# [RECORDS FOR THE EXERCISE]
— Start —
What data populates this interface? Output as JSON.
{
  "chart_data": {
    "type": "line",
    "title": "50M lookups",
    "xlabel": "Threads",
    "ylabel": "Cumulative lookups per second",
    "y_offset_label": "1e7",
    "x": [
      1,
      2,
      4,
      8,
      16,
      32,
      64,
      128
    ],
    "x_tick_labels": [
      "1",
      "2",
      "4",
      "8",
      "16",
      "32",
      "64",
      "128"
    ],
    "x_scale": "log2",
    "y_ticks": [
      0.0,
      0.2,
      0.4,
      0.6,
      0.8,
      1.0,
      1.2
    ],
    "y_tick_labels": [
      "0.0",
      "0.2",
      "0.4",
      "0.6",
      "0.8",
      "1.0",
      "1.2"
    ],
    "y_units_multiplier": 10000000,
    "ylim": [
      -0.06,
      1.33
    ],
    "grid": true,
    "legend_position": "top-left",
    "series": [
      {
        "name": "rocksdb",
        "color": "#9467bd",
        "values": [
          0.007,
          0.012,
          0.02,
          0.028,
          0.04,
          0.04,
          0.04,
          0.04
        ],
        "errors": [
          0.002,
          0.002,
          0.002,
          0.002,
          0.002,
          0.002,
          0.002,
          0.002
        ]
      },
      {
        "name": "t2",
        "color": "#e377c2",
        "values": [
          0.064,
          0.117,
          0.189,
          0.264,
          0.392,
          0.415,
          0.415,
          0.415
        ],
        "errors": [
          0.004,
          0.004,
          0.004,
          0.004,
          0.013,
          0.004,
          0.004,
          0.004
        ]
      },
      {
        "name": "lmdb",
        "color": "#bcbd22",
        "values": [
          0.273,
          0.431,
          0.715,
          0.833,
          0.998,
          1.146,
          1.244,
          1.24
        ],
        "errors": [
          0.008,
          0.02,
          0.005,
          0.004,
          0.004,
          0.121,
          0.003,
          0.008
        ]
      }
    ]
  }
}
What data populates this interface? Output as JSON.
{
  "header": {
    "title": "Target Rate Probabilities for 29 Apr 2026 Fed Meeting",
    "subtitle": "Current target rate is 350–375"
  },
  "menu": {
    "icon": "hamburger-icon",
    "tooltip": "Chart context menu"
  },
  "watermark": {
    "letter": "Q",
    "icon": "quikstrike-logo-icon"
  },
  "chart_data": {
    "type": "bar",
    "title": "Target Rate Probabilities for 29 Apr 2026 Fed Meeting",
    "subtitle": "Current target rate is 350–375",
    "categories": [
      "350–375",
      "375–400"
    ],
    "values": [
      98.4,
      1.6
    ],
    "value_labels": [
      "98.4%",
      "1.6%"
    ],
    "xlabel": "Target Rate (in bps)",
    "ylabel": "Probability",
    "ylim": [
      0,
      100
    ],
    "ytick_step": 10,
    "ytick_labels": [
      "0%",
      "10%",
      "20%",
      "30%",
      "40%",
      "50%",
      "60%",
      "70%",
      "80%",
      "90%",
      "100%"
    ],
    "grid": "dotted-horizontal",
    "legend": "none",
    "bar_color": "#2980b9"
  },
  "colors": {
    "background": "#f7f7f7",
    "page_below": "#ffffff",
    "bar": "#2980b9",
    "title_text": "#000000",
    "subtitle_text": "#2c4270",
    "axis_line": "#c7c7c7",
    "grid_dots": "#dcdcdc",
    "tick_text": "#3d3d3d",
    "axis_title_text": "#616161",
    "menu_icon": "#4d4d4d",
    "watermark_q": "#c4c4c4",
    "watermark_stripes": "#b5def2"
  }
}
— End —
Return all the data above once more, precisely as given.

# [WRITTEN REPLY]
What data populates this interface? Output as JSON.
{
  "chart_data": {
    "type": "line",
    "title": "50M lookups",
    "xlabel": "Threads",
    "ylabel": "Cumulative lookups per second",
    "y_offset_label": "1e7",
    "x": [
      1,
      2,
      4,
      8,
      16,
      32,
      64,
      128
    ],
    "x_tick_labels": [
      "1",
      "2",
      "4",
      "8",
      "16",
      "32",
      "64",
      "128"
    ],
    "x_scale": "log2",
    "y_ticks": [
      0.0,
      0.2,
      0.4,
      0.6,
      0.8,
      1.0,
      1.2
    ],
    "y_tick_labels": [
      "0.0",
      "0.2",
      "0.4",
      "0.6",
      "0.8",
      "1.0",
      "1.2"
    ],
    "y_units_multiplier": 10000000,
    "ylim": [
      -0.06,
      1.33
    ],
    "grid": true,
    "legend_position": "top-left",
    "series": [
      {
        "name": "rocksdb",
        "color": "#9467bd",
        "values": [
          0.007,
          0.012,
          0.02,
          0.028,
          0.04,
          0.04,
          0.04,
          0.04
        ],
        "errors": [
          0.002,
          0.002,
          0.002,
          0.002,
          0.002,
          0.002,
          0.002,
          0.002
        ]
      },
      {
        "name": "t2",
        "color": "#e377c2",
        "values": [
          0.064,
          0.117,
          0.189,
          0.264,
          0.392,
          0.415,
          0.415,
          0.415
        ],
        "errors": [
          0.004,
          0.004,
          0.004,
          0.004,
          0.013,
          0.004,
          0.004,
          0.004
        ]
      },
      {
        "name": "lmdb",
        "color": "#bcbd22",
        "values": [
          0.273,
          0.431,
          0.715,
          0.833,
          0.998,
          1.146,
          1.244,
          1.24
        ],
        "errors": [
          0.008,
          0.02,
          0.005,
          0.004,
          0.004,
          0.121,
          0.003,
          0.008
        ]
      }
    ]
  }
}
What data populates this interface? Output as JSON.
{
  "header": {
    "title": "Target Rate Probabilities for 29 Apr 2026 Fed Meeting",
    "subtitle": "Current target rate is 350–375"
  },
  "menu": {
    "icon": "hamburger-icon",
    "tooltip": "Chart context menu"
  },
  "watermark": {
    "letter": "Q",
    "icon": "quikstrike-logo-icon"
  },
  "chart_data": {
    "type": "bar",
    "title": "Target Rate Probabilities for 29 Apr 2026 Fed Meeting",
    "subtitle": "Current target rate is 350–375",
    "categories": [
      "350–375",
      "375–400"
    ],
    "values": [
      98.4,
      1.6
    ],
    "value_labels": [
      "98.4%",
      "1.6%"
    ],
    "xlabel": "Target Rate (in bps)",
    "ylabel": "Probability",
    "ylim": [
      0,
      100
    ],
    "ytick_step": 10,
    "ytick_labels": [
      "0%",
      "10%",
      "20%",
      "30%",
      "40%",
      "50%",
      "60%",
      "70%",
      "80%",
      "90%",
      "100%"
    ],
    "grid": "dotted-horizontal",
    "legend": "none",
    "bar_color": "#2980b9"
  },
  "colors": {
    "background": "#f7f7f7",
    "page_below": "#ffffff",
    "bar": "#2980b9",
    "title_text": "#000000",
    "subtitle_text": "#2c4270",
    "axis_line": "#c7c7c7",
    "grid_dots": "#dcdcdc",
    "tick_text": "#3d3d3d",
    "axis_title_text": "#616161",
    "menu_icon": "#4d4d4d",
    "watermark_q": "#c4c4c4",
    "watermark_stripes": "#b5def2"
  }
}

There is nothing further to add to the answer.